## MATERIAL FOR THE TASK
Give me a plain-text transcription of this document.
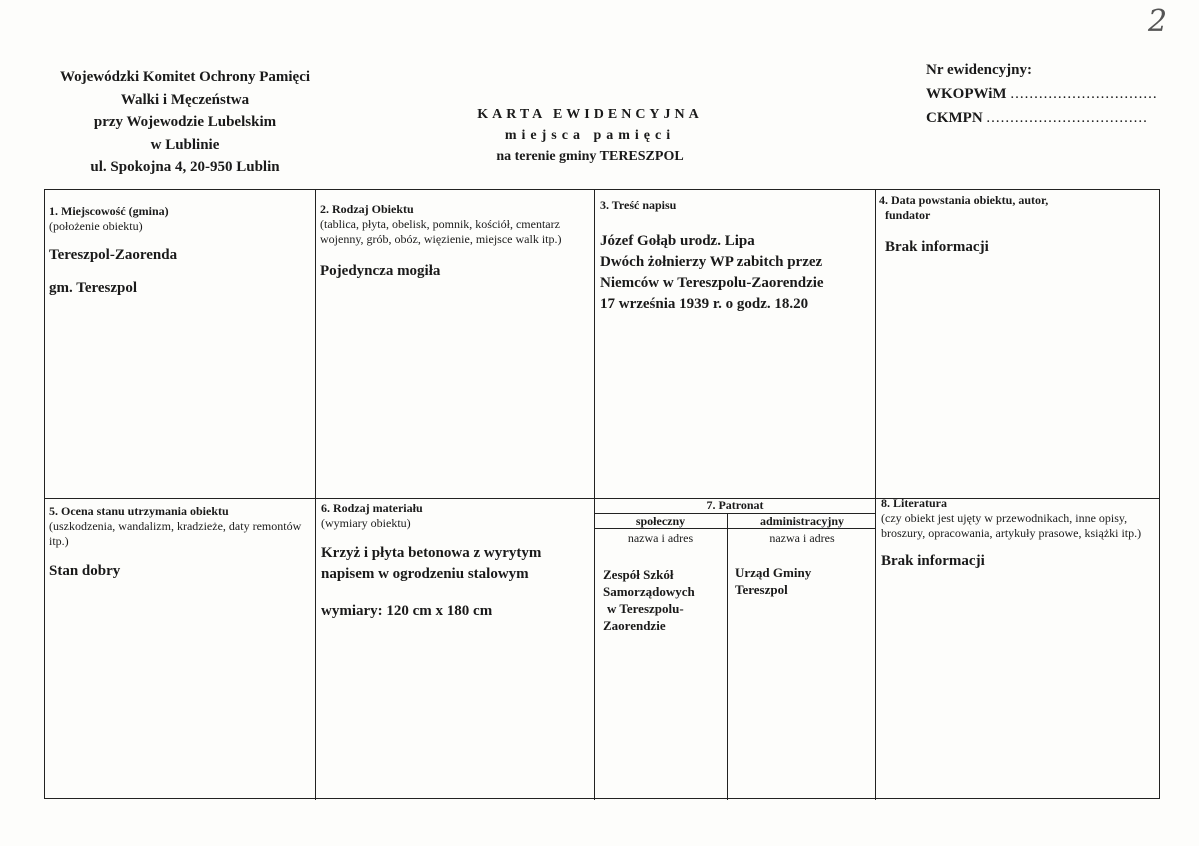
2
Wojewódzki Komitet Ochrony Pamięci
Walki i Męczeństwa
przy Wojewodzie Lubelskim
w Lublinie
ul. Spokojna 4, 20-950 Lublin
KARTA EWIDENCYJNA
miejsca pamięci
na terenie gminy TERESZPOL
Nr ewidencyjny:
WKOPWiM ...............................
CKMPN ..................................
1. Miejscowość (gmina)
(położenie obiektu)
Tereszpol-Zaorenda
gm. Tereszpol
2. Rodzaj Obiektu
(tablica, płyta, obelisk, pomnik, kościół, cmentarz wojenny, grób, obóz, więzienie, miejsce walk itp.)
Pojedyncza mogiła
3. Treść napisu
Józef Gołąb urodz. Lipa
Dwóch żołnierzy WP zabitch przez
Niemców w Tereszpolu-Zaorendzie
17 września 1939 r. o godz. 18.20
4. Data powstania obiektu, autor,
fundator
Brak informacji
5. Ocena stanu utrzymania obiektu
(uszkodzenia, wandalizm, kradzieże, daty remontów itp.)
Stan dobry
6. Rodzaj materiału
(wymiary obiektu)
Krzyż i płyta betonowa z wyrytym napisem w ogrodzeniu stalowym
wymiary: 120 cm x 180 cm
7. Patronat
społeczny	administracyjny
nazwa i adres	nazwa i adres
Zespół Szkół
Samorządowych
w Tereszpolu-
Zaorendzie
Urząd Gminy
Tereszpol
8. Literatura
(czy obiekt jest ujęty w przewodnikach, inne opisy, broszury, opracowania, artykuły prasowe, książki itp.)
Brak informacji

## PROBLEM TO WORK ON
Except for the pictures, reproduce every line exactly.

## ANSWER FOR THE TASK
Give me a plain-text transcription of this document.
2
Wojewódzki Komitet Ochrony Pamięci
Walki i Męczeństwa
przy Wojewodzie Lubelskim
w Lublinie
ul. Spokojna 4, 20-950 Lublin
KARTA EWIDENCYJNA
miejsca pamięci
na terenie gminy TERESZPOL
Nr ewidencyjny:
WKOPWiM ...............................
CKMPN ..................................
1. Miejscowość (gmina)
(położenie obiektu)
Tereszpol-Zaorenda
gm. Tereszpol
2. Rodzaj Obiektu
(tablica, płyta, obelisk, pomnik, kościół, cmentarz wojenny, grób, obóz, więzienie, miejsce walk itp.)
Pojedyncza mogiła
3. Treść napisu
Józef Gołąb urodz. Lipa
Dwóch żołnierzy WP zabitch przez
Niemców w Tereszpolu-Zaorendzie
17 września 1939 r. o godz. 18.20
4. Data powstania obiektu, autor,
fundator
Brak informacji
5. Ocena stanu utrzymania obiektu
(uszkodzenia, wandalizm, kradzieże, daty remontów itp.)
Stan dobry
6. Rodzaj materiału
(wymiary obiektu)
Krzyż i płyta betonowa z wyrytym napisem w ogrodzeniu stalowym
wymiary: 120 cm x 180 cm
7. Patronat
społeczny	administracyjny
nazwa i adres	nazwa i adres
Zespół Szkół
Samorządowych
w Tereszpolu-
Zaorendzie
Urząd Gminy
Tereszpol
8. Literatura
(czy obiekt jest ujęty w przewodnikach, inne opisy, broszury, opracowania, artykuły prasowe, książki itp.)
Brak informacji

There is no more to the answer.